_Exercise aim:_
Give back, unchanged, each line from the one containing "Give me a plain-text" through the last line of the entries below.

_Data excerpts:_
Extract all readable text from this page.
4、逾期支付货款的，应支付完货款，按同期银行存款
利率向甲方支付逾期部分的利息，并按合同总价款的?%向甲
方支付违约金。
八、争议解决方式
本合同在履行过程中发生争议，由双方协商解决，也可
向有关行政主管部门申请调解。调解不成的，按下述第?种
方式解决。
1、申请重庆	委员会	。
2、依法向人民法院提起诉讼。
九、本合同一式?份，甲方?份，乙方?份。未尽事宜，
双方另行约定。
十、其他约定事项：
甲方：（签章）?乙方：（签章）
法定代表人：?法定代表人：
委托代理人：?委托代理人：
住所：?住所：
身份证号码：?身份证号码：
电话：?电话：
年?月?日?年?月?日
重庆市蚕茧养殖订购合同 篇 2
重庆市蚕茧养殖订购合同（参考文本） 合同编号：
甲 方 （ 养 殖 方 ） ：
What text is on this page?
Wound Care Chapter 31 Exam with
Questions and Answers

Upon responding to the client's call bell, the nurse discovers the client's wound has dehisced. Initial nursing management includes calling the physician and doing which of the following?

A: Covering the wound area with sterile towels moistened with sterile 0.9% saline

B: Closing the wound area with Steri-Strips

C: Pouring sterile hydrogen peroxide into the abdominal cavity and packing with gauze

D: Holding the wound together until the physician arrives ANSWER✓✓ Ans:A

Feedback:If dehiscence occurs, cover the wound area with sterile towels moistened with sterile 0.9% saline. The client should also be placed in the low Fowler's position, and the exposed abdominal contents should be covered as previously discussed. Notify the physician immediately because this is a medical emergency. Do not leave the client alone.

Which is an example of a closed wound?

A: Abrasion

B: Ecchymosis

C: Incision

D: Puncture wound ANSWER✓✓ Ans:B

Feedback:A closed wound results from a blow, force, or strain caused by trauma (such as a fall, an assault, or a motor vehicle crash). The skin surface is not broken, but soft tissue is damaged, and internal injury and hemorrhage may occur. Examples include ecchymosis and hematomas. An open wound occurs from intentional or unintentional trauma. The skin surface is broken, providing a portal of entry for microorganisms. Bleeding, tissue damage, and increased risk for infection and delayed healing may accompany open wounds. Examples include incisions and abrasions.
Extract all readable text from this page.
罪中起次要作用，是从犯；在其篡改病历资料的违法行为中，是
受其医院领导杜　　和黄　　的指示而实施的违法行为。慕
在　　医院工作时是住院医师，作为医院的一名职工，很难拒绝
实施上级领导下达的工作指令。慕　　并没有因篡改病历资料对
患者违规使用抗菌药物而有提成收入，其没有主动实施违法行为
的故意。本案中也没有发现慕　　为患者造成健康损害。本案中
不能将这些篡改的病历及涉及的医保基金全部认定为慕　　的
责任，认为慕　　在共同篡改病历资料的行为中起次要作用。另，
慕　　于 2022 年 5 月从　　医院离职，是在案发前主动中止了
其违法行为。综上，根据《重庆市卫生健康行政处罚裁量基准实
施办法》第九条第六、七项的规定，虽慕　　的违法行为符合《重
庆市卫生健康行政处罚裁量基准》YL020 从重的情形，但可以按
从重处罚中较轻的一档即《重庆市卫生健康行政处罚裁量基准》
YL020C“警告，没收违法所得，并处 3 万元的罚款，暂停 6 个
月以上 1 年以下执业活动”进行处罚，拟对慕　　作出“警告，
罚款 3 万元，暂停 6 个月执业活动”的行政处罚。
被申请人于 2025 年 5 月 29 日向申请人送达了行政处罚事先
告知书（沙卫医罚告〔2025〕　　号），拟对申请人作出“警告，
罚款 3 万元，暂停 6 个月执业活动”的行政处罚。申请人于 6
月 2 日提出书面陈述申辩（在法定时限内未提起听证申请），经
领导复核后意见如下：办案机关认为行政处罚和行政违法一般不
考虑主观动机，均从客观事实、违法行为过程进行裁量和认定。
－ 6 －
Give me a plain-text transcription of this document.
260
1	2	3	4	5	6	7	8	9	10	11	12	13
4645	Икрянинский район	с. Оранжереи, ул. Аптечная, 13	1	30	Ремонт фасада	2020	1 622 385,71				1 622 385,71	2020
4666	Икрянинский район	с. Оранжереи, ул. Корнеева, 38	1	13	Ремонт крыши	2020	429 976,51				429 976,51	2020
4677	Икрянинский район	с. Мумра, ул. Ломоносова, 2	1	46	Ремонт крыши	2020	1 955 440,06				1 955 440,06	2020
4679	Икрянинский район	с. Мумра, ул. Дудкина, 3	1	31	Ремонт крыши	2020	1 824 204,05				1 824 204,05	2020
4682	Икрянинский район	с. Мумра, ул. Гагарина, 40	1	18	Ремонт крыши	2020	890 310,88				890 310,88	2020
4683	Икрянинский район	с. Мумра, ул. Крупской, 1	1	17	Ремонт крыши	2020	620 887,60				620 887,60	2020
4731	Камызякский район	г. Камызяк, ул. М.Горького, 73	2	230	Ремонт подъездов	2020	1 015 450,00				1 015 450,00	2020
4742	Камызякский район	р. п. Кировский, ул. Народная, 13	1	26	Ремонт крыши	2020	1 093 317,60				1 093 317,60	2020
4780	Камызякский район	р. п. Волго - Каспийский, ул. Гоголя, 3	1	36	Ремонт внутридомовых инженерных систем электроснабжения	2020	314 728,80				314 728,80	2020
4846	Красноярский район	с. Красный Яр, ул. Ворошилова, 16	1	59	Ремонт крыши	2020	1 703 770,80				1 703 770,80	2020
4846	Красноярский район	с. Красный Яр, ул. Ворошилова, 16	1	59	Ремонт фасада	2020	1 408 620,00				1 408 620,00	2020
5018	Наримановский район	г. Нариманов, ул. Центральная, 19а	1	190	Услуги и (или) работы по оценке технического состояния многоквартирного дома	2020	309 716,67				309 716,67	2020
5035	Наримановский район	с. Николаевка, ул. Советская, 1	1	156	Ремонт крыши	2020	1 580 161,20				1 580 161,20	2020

_Exercise answer:_
Give me a plain-text transcription of this document.
260
1	2	3	4	5	6	7	8	9	10	11	12	13
4645	Икрянинский район	с. Оранжереи, ул. Аптечная, 13	1	30	Ремонт фасада	2020	1 622 385,71				1 622 385,71	2020
4666	Икрянинский район	с. Оранжереи, ул. Корнеева, 38	1	13	Ремонт крыши	2020	429 976,51				429 976,51	2020
4677	Икрянинский район	с. Мумра, ул. Ломоносова, 2	1	46	Ремонт крыши	2020	1 955 440,06				1 955 440,06	2020
4679	Икрянинский район	с. Мумра, ул. Дудкина, 3	1	31	Ремонт крыши	2020	1 824 204,05				1 824 204,05	2020
4682	Икрянинский район	с. Мумра, ул. Гагарина, 40	1	18	Ремонт крыши	2020	890 310,88				890 310,88	2020
4683	Икрянинский район	с. Мумра, ул. Крупской, 1	1	17	Ремонт крыши	2020	620 887,60				620 887,60	2020
4731	Камызякский район	г. Камызяк, ул. М.Горького, 73	2	230	Ремонт подъездов	2020	1 015 450,00				1 015 450,00	2020
4742	Камызякский район	р. п. Кировский, ул. Народная, 13	1	26	Ремонт крыши	2020	1 093 317,60				1 093 317,60	2020
4780	Камызякский район	р. п. Волго - Каспийский, ул. Гоголя, 3	1	36	Ремонт внутридомовых инженерных систем электроснабжения	2020	314 728,80				314 728,80	2020
4846	Красноярский район	с. Красный Яр, ул. Ворошилова, 16	1	59	Ремонт крыши	2020	1 703 770,80				1 703 770,80	2020
4846	Красноярский район	с. Красный Яр, ул. Ворошилова, 16	1	59	Ремонт фасада	2020	1 408 620,00				1 408 620,00	2020
5018	Наримановский район	г. Нариманов, ул. Центральная, 19а	1	190	Услуги и (или) работы по оценке технического состояния многоквартирного дома	2020	309 716,67				309 716,67	2020
5035	Наримановский район	с. Николаевка, ул. Советская, 1	1	156	Ремонт крыши	2020	1 580 161,20				1 580 161,20	2020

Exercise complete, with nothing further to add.